Saved entries

• • • • • • •

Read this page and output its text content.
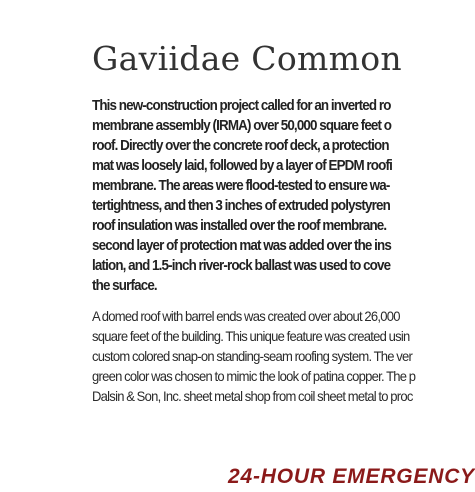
Gaviidae Common

This new-construction project called for an inverted ro
membrane assembly (IRMA) over 50,000 square feet o
roof. Directly over the concrete roof deck, a protection
mat was loosely laid, followed by a layer of EPDM roofi
membrane. The areas were flood-tested to ensure wa-
tertightness, and then 3 inches of extruded polystyren
roof insulation was installed over the roof membrane.
second layer of protection mat was added over the ins
lation, and 1.5-inch river-rock ballast was used to cove
the surface.

A domed roof with barrel ends was created over about 26,000
square feet of the building. This unique feature was created usin
custom colored snap-on standing-seam roofing system. The ver
green color was chosen to mimic the look of patina copper. The p
Dalsin & Son, Inc. sheet metal shop from coil sheet metal to proc

24-HOUR EMERGENCY
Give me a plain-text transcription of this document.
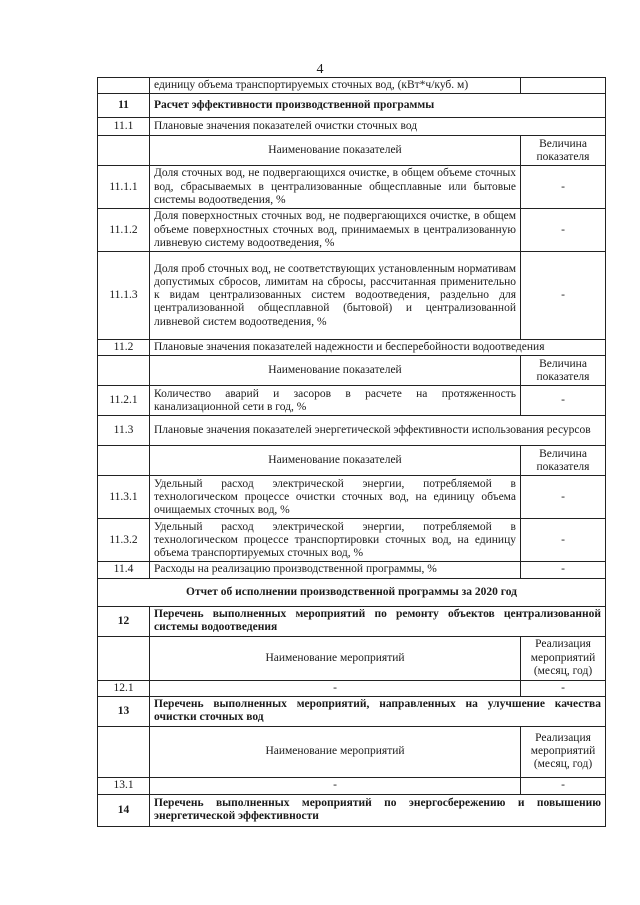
4
	единицу объема транспортируемых сточных вод, (кВт*ч/куб. м)	
11	Расчет эффективности производственной программы	
11.1	Плановые значения показателей очистки сточных вод	
	Наименование показателей	Величина показателя
11.1.1	Доля сточных вод, не подвергающихся очистке, в общем объеме сточных вод, сбрасываемых в централизованные общесплавные или бытовые системы водоотведения, %	-
11.1.2	Доля поверхностных сточных вод, не подвергающихся очистке, в общем объеме поверхностных сточных вод, принимаемых в централизованную ливневую систему водоотведения, %	-
11.1.3	Доля проб сточных вод, не соответствующих установленным нормативам допустимых сбросов, лимитам на сбросы, рассчитанная применительно к видам централизованных систем водоотведения, раздельно для централизованной общесплавной (бытовой) и централизованной ливневой систем водоотведения, %	-
11.2	Плановые значения показателей надежности и бесперебойности водоотведения	
	Наименование показателей	Величина показателя
11.2.1	Количество аварий и засоров в расчете на протяженность канализационной сети в год, %	-
11.3	Плановые значения показателей энергетической эффективности использования ресурсов	
	Наименование показателей	Величина показателя
11.3.1	Удельный расход электрической энергии, потребляемой в технологическом процессе очистки сточных вод, на единицу объема очищаемых сточных вод, %	-
11.3.2	Удельный расход электрической энергии, потребляемой в технологическом процессе транспортировки сточных вод, на единицу объема транспортируемых сточных вод, %	-
11.4	Расходы на реализацию производственной программы, %	-
Отчет об исполнении производственной программы за 2020 год		
12	Перечень выполненных мероприятий по ремонту объектов централизованной системы водоотведения	
	Наименование мероприятий	Реализация мероприятий (месяц, год)
12.1	-	-
13	Перечень выполненных мероприятий, направленных на улучшение качества очистки сточных вод	
	Наименование мероприятий	Реализация мероприятий (месяц, год)
13.1	-	-
14	Перечень выполненных мероприятий по энергосбережению и повышению энергетической эффективности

• • • • • • •

Exercise description: Show, from the material above, each line that includes the string "процессе".

Solution for this exercise:
11.3.1	Удельный расход электрической энергии, потребляемой в технологическом процессе очистки сточных вод, на единицу объема очищаемых сточных вод, %	-
11.3.2	Удельный расход электрической энергии, потребляемой в технологическом процессе транспортировки сточных вод, на единицу объема транспортируемых сточных вод, %	-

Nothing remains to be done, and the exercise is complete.